In the listing below, pick out lines with "this".

Structured figure records:

>> START

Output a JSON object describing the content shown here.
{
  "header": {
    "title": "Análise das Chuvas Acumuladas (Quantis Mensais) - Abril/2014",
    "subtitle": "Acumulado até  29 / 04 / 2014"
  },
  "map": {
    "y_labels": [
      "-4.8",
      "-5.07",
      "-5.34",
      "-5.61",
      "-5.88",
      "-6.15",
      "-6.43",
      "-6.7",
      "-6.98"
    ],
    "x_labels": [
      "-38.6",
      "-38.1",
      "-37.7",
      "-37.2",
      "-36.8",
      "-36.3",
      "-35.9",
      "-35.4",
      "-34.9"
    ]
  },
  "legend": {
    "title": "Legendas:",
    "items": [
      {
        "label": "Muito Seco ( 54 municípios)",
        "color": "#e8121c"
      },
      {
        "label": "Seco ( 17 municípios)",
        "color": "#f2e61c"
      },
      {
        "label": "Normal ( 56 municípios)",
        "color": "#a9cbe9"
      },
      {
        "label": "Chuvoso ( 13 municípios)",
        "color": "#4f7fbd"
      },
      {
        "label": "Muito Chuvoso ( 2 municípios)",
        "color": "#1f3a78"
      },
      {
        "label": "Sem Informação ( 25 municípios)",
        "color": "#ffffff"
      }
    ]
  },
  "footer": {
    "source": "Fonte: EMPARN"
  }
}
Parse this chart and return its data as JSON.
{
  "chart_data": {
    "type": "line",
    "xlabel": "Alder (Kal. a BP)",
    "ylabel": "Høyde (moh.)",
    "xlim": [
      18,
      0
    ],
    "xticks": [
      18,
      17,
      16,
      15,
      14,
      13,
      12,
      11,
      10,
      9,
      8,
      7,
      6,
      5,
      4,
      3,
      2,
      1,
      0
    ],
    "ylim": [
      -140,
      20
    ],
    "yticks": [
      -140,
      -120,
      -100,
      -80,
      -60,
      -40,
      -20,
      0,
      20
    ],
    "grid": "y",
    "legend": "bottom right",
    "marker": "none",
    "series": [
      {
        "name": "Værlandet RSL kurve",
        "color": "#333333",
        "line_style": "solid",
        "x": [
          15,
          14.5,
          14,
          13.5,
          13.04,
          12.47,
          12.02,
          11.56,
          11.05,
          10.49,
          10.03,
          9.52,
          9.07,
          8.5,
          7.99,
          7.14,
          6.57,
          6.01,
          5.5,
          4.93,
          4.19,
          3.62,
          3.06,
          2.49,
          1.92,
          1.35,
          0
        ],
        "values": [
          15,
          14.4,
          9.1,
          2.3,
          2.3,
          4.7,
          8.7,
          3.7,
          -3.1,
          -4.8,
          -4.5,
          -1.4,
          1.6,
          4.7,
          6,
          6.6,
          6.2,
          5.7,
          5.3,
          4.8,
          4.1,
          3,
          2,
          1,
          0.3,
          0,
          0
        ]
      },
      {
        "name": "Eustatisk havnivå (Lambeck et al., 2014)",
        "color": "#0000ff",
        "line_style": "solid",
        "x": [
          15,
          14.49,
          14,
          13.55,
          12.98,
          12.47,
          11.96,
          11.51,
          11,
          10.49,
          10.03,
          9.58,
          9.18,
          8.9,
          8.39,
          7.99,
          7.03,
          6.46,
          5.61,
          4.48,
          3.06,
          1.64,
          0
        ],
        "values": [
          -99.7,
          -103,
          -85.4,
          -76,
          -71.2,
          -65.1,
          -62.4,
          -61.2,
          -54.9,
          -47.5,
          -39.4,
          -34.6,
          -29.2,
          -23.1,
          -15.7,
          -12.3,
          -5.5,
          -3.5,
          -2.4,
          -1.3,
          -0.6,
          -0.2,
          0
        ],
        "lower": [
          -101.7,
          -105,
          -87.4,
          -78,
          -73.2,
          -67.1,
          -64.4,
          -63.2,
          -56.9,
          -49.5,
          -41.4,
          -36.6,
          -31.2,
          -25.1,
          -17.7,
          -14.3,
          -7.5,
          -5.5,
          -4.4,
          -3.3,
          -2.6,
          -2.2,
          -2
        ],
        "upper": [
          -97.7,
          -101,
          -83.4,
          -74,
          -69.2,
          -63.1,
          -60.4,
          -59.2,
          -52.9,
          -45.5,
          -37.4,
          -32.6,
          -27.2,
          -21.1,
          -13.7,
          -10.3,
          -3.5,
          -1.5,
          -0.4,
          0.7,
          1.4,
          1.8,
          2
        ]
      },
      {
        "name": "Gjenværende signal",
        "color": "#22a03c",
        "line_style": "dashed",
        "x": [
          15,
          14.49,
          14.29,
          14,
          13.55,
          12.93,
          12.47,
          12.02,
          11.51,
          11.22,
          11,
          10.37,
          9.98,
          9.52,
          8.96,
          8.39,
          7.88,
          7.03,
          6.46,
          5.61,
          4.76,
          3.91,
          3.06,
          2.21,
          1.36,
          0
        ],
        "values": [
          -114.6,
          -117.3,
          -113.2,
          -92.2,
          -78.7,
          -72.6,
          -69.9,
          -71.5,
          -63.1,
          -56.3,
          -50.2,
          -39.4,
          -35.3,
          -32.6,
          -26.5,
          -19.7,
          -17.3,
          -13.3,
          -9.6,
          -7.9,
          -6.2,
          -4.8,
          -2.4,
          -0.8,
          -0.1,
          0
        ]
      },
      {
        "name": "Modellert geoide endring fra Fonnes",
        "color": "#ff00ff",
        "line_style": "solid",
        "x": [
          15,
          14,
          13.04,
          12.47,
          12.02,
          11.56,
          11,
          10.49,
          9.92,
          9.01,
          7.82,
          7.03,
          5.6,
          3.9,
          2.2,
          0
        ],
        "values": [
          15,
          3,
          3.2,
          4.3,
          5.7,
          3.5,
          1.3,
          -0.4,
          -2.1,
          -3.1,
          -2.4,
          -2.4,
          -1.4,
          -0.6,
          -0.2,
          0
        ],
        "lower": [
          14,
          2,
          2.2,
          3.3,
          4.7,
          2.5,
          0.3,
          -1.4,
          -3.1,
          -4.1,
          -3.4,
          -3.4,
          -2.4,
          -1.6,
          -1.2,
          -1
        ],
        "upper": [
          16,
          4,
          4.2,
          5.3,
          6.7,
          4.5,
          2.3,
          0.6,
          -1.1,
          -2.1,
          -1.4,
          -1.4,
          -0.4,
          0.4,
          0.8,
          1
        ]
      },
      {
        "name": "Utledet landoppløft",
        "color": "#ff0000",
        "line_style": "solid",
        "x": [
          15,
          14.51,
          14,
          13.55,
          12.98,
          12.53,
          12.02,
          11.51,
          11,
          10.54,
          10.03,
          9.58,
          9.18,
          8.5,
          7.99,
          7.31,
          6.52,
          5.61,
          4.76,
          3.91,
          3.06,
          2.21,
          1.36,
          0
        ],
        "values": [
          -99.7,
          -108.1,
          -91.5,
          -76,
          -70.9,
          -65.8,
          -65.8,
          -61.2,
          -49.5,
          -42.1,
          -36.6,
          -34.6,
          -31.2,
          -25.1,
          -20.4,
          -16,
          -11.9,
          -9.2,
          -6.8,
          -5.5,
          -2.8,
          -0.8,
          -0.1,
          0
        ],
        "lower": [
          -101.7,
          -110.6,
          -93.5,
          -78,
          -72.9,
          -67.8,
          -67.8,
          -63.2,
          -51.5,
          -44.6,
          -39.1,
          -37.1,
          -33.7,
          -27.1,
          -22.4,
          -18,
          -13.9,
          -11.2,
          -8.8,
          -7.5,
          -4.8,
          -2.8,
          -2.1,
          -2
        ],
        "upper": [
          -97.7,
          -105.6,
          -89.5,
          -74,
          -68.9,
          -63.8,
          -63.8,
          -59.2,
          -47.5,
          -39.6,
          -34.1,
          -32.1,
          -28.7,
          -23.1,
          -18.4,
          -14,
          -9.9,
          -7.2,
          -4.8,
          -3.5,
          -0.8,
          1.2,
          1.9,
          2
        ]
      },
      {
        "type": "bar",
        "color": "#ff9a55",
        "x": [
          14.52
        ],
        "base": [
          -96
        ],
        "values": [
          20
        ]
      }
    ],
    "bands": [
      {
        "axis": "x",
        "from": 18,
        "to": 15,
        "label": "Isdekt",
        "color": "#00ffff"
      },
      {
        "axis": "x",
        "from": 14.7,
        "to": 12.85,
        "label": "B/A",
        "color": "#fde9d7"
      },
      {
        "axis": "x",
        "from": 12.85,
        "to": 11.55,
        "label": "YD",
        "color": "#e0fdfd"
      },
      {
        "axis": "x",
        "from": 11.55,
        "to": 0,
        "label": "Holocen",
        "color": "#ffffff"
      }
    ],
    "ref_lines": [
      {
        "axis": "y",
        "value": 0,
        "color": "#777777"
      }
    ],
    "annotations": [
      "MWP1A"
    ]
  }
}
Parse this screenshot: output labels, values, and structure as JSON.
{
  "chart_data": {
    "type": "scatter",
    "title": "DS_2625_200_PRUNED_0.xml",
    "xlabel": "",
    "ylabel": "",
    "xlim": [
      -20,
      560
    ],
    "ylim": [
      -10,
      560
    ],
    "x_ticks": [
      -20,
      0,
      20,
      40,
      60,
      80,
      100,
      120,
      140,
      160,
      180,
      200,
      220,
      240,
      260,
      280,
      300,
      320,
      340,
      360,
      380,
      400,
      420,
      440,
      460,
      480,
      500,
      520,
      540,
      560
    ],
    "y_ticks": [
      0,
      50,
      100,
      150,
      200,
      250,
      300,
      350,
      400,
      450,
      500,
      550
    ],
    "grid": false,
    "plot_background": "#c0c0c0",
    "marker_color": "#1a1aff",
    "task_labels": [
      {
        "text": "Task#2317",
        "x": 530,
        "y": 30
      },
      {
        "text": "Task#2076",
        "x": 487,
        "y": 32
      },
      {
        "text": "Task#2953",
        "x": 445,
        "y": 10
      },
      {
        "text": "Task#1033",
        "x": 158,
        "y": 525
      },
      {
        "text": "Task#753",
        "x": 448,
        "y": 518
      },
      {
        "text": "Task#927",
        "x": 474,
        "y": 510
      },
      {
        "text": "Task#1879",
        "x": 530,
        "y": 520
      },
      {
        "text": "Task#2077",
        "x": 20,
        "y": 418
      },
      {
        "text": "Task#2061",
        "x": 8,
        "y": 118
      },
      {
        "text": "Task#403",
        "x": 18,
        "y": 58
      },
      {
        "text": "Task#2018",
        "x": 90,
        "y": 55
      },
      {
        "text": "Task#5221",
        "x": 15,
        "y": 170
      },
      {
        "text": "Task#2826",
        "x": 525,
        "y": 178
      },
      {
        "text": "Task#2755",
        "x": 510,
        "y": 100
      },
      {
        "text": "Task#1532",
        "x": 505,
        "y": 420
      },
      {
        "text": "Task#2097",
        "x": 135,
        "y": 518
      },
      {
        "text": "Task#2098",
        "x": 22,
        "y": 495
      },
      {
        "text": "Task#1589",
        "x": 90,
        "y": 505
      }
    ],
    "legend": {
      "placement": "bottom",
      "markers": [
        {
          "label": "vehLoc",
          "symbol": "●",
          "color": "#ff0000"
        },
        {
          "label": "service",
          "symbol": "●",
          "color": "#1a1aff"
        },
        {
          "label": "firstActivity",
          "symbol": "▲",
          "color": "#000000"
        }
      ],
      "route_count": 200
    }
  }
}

>> END

= SOLUTION TO THE PROBLEM =
Parse this chart and return its data as JSON.
Parse this screenshot: output labels, values, and structure as JSON.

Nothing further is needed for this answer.